Supplied information
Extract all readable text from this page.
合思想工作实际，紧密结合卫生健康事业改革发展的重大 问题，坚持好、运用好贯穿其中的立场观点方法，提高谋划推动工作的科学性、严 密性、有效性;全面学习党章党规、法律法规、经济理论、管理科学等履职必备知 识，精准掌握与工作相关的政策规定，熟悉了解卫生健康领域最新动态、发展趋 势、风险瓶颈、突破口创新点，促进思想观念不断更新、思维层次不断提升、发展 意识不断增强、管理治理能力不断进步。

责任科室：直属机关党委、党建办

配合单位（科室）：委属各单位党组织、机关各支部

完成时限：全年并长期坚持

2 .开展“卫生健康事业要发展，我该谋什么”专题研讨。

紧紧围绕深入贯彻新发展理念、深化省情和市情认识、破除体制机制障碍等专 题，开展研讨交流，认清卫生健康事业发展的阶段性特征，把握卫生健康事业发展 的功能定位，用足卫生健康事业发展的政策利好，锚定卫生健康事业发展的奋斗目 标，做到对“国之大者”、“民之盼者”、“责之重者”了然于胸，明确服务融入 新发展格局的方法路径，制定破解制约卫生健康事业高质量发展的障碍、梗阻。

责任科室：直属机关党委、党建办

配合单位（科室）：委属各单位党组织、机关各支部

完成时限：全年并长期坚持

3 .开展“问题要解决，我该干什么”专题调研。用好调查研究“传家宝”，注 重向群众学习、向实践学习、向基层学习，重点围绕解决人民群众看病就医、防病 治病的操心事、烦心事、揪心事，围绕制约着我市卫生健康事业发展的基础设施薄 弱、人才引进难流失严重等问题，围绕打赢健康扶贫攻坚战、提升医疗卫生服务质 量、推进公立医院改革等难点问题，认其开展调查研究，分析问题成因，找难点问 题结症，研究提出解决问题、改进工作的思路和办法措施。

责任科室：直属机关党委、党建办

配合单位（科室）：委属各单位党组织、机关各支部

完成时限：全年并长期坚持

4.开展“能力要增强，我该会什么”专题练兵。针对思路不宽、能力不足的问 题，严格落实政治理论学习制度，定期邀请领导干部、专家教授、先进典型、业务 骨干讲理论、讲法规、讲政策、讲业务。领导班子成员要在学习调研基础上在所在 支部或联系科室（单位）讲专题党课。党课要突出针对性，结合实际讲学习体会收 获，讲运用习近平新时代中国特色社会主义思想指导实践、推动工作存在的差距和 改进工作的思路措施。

Objective
Repeat the listing exactly, from its first line to its last.

Right answer
Extract all readable text from this page.
合思想工作实际，紧密结合卫生健康事业改革发展的重大 问题，坚持好、运用好贯穿其中的立场观点方法，提高谋划推动工作的科学性、严 密性、有效性;全面学习党章党规、法律法规、经济理论、管理科学等履职必备知 识，精准掌握与工作相关的政策规定，熟悉了解卫生健康领域最新动态、发展趋 势、风险瓶颈、突破口创新点，促进思想观念不断更新、思维层次不断提升、发展 意识不断增强、管理治理能力不断进步。

责任科室：直属机关党委、党建办

配合单位（科室）：委属各单位党组织、机关各支部

完成时限：全年并长期坚持

2 .开展“卫生健康事业要发展，我该谋什么”专题研讨。

紧紧围绕深入贯彻新发展理念、深化省情和市情认识、破除体制机制障碍等专 题，开展研讨交流，认清卫生健康事业发展的阶段性特征，把握卫生健康事业发展 的功能定位，用足卫生健康事业发展的政策利好，锚定卫生健康事业发展的奋斗目 标，做到对“国之大者”、“民之盼者”、“责之重者”了然于胸，明确服务融入 新发展格局的方法路径，制定破解制约卫生健康事业高质量发展的障碍、梗阻。

责任科室：直属机关党委、党建办

配合单位（科室）：委属各单位党组织、机关各支部

完成时限：全年并长期坚持

3 .开展“问题要解决，我该干什么”专题调研。用好调查研究“传家宝”，注 重向群众学习、向实践学习、向基层学习，重点围绕解决人民群众看病就医、防病 治病的操心事、烦心事、揪心事，围绕制约着我市卫生健康事业发展的基础设施薄 弱、人才引进难流失严重等问题，围绕打赢健康扶贫攻坚战、提升医疗卫生服务质 量、推进公立医院改革等难点问题，认其开展调查研究，分析问题成因，找难点问 题结症，研究提出解决问题、改进工作的思路和办法措施。

责任科室：直属机关党委、党建办

配合单位（科室）：委属各单位党组织、机关各支部

完成时限：全年并长期坚持

4.开展“能力要增强，我该会什么”专题练兵。针对思路不宽、能力不足的问 题，严格落实政治理论学习制度，定期邀请领导干部、专家教授、先进典型、业务 骨干讲理论、讲法规、讲政策、讲业务。领导班子成员要在学习调研基础上在所在 支部或联系科室（单位）讲专题党课。党课要突出针对性，结合实际讲学习体会收 获，讲运用习近平新时代中国特色社会主义思想指导实践、推动工作存在的差距和 改进工作的思路措施。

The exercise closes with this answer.